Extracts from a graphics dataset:
######
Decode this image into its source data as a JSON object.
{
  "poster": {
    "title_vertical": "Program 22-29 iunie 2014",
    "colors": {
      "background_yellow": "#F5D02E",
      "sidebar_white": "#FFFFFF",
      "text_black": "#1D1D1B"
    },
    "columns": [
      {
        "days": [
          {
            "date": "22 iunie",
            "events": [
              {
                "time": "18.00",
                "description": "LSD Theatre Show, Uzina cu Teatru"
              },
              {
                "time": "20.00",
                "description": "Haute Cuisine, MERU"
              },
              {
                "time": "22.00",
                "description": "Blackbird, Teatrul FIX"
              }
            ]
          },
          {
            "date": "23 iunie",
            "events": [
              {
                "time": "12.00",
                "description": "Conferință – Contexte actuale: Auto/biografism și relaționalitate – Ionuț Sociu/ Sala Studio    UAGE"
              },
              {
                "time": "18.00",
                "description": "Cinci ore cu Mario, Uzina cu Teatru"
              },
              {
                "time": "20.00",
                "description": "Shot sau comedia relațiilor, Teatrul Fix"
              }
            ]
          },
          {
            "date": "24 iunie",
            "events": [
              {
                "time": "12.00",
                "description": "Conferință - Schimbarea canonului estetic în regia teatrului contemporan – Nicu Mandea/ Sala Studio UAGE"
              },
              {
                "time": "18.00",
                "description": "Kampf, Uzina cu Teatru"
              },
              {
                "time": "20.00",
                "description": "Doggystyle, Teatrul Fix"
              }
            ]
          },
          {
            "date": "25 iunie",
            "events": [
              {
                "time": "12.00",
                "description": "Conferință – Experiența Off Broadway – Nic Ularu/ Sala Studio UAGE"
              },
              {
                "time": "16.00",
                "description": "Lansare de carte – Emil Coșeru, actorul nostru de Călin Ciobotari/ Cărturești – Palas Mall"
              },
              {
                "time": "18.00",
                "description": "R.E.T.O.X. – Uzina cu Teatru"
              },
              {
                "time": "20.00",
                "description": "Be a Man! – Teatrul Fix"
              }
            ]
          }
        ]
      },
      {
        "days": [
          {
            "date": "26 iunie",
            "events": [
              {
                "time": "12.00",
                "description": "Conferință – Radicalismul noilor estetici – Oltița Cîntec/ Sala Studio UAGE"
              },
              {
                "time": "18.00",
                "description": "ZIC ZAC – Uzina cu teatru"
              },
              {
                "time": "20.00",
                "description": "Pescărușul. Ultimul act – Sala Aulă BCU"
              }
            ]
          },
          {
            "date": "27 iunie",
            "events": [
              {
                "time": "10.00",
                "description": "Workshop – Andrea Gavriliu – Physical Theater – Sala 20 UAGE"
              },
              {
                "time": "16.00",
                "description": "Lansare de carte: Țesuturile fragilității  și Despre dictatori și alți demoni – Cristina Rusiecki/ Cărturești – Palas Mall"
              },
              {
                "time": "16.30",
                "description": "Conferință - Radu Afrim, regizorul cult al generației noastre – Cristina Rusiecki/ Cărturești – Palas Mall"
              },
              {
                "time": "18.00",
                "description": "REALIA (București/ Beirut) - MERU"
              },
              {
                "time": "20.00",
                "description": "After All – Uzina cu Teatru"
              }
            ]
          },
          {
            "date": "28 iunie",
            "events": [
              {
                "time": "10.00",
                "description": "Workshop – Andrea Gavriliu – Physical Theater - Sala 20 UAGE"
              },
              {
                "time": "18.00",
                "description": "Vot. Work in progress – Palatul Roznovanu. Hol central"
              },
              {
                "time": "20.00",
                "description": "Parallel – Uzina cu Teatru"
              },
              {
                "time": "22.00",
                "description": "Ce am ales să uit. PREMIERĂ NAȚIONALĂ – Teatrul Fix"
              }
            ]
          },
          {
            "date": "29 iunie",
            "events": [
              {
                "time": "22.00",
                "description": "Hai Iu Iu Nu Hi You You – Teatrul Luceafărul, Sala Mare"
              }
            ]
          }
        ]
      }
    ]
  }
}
######
What is needed → Extract each record, keeping it identical to the original.

Task output →
Decode this image into its source data as a JSON object.
{
  "poster": {
    "title_vertical": "Program 22-29 iunie 2014",
    "colors": {
      "background_yellow": "#F5D02E",
      "sidebar_white": "#FFFFFF",
      "text_black": "#1D1D1B"
    },
    "columns": [
      {
        "days": [
          {
            "date": "22 iunie",
            "events": [
              {
                "time": "18.00",
                "description": "LSD Theatre Show, Uzina cu Teatru"
              },
              {
                "time": "20.00",
                "description": "Haute Cuisine, MERU"
              },
              {
                "time": "22.00",
                "description": "Blackbird, Teatrul FIX"
              }
            ]
          },
          {
            "date": "23 iunie",
            "events": [
              {
                "time": "12.00",
                "description": "Conferință – Contexte actuale: Auto/biografism și relaționalitate – Ionuț Sociu/ Sala Studio    UAGE"
              },
              {
                "time": "18.00",
                "description": "Cinci ore cu Mario, Uzina cu Teatru"
              },
              {
                "time": "20.00",
                "description": "Shot sau comedia relațiilor, Teatrul Fix"
              }
            ]
          },
          {
            "date": "24 iunie",
            "events": [
              {
                "time": "12.00",
                "description": "Conferință - Schimbarea canonului estetic în regia teatrului contemporan – Nicu Mandea/ Sala Studio UAGE"
              },
              {
                "time": "18.00",
                "description": "Kampf, Uzina cu Teatru"
              },
              {
                "time": "20.00",
                "description": "Doggystyle, Teatrul Fix"
              }
            ]
          },
          {
            "date": "25 iunie",
            "events": [
              {
                "time": "12.00",
                "description": "Conferință – Experiența Off Broadway – Nic Ularu/ Sala Studio UAGE"
              },
              {
                "time": "16.00",
                "description": "Lansare de carte – Emil Coșeru, actorul nostru de Călin Ciobotari/ Cărturești – Palas Mall"
              },
              {
                "time": "18.00",
                "description": "R.E.T.O.X. – Uzina cu Teatru"
              },
              {
                "time": "20.00",
                "description": "Be a Man! – Teatrul Fix"
              }
            ]
          }
        ]
      },
      {
        "days": [
          {
            "date": "26 iunie",
            "events": [
              {
                "time": "12.00",
                "description": "Conferință – Radicalismul noilor estetici – Oltița Cîntec/ Sala Studio UAGE"
              },
              {
                "time": "18.00",
                "description": "ZIC ZAC – Uzina cu teatru"
              },
              {
                "time": "20.00",
                "description": "Pescărușul. Ultimul act – Sala Aulă BCU"
              }
            ]
          },
          {
            "date": "27 iunie",
            "events": [
              {
                "time": "10.00",
                "description": "Workshop – Andrea Gavriliu – Physical Theater – Sala 20 UAGE"
              },
              {
                "time": "16.00",
                "description": "Lansare de carte: Țesuturile fragilității  și Despre dictatori și alți demoni – Cristina Rusiecki/ Cărturești – Palas Mall"
              },
              {
                "time": "16.30",
                "description": "Conferință - Radu Afrim, regizorul cult al generației noastre – Cristina Rusiecki/ Cărturești – Palas Mall"
              },
              {
                "time": "18.00",
                "description": "REALIA (București/ Beirut) - MERU"
              },
              {
                "time": "20.00",
                "description": "After All – Uzina cu Teatru"
              }
            ]
          },
          {
            "date": "28 iunie",
            "events": [
              {
                "time": "10.00",
                "description": "Workshop – Andrea Gavriliu – Physical Theater - Sala 20 UAGE"
              },
              {
                "time": "18.00",
                "description": "Vot. Work in progress – Palatul Roznovanu. Hol central"
              },
              {
                "time": "20.00",
                "description": "Parallel – Uzina cu Teatru"
              },
              {
                "time": "22.00",
                "description": "Ce am ales să uit. PREMIERĂ NAȚIONALĂ – Teatrul Fix"
              }
            ]
          },
          {
            "date": "29 iunie",
            "events": [
              {
                "time": "22.00",
                "description": "Hai Iu Iu Nu Hi You You – Teatrul Luceafărul, Sala Mare"
              }
            ]
          }
        ]
      }
    ]
  }
}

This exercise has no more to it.